• **SOURCE EXCERPT**:

Dear Folks, It’s Christmas afternoon, about 3:30. A sunny warm day has just dissolved into scenic snow flurries. I’m sitting in my study by the woodstove, with a cup of tea on my desk and carols coming from the radio. The smell of roasting turkey is beginning to overwhelm the house. Anna’s kids and kids-in-law are outside energetically stacking into the shed the big pile of firewood Don cut last week. Basil is on the back porch barking to be let into the delicious-smelling kitchen (there, someone just let him in). The living room is a shambles of wrappings and presents strewn around a beautiful tree.
Don, Sylvia, and Heather are off at her mother’s on Long Island for Christmas. Three of Anna’s four grown-up children are here, plus a husband of one of them, a friend of another, and two friends of Anna. The joint is jumping with a Czechoslovakian Christmas. Last night we put Baby Jesus in the creche and sang him a lullaby before we had a supper featuring a 7-pound fresh salmon (in Eastern Europe it would have been a carp, but who’s complaining?). The tree had real candles and even sparklers on it. We had the best carol-sing this house has ever heard, during my tenure here, anyway.

• **DATA**:
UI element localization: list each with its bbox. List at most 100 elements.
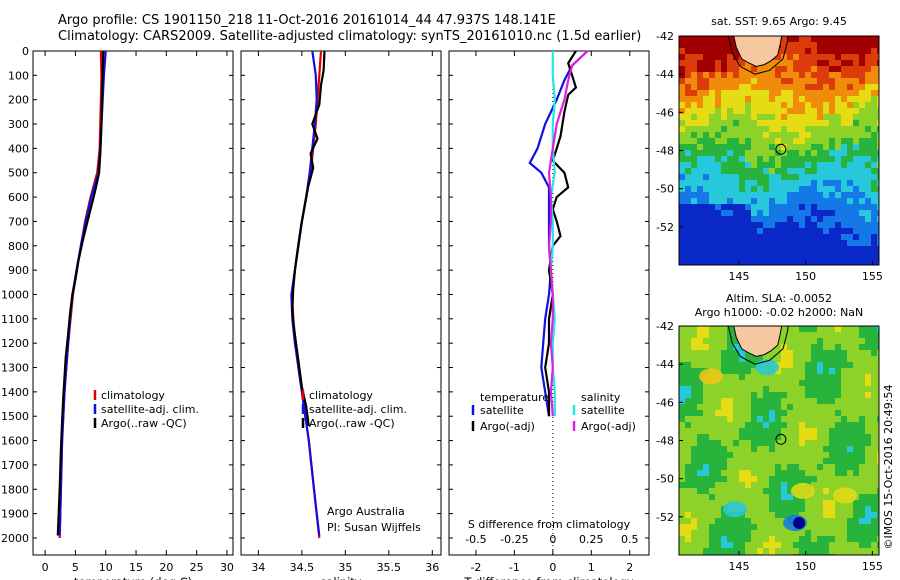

• **WHAT TO DO**:
List every name the Christmas letter gives to a relative, friend, or pet.

• **SOLVED PROBLEM**:
Anna, Don, Basil, Sylvia, Heather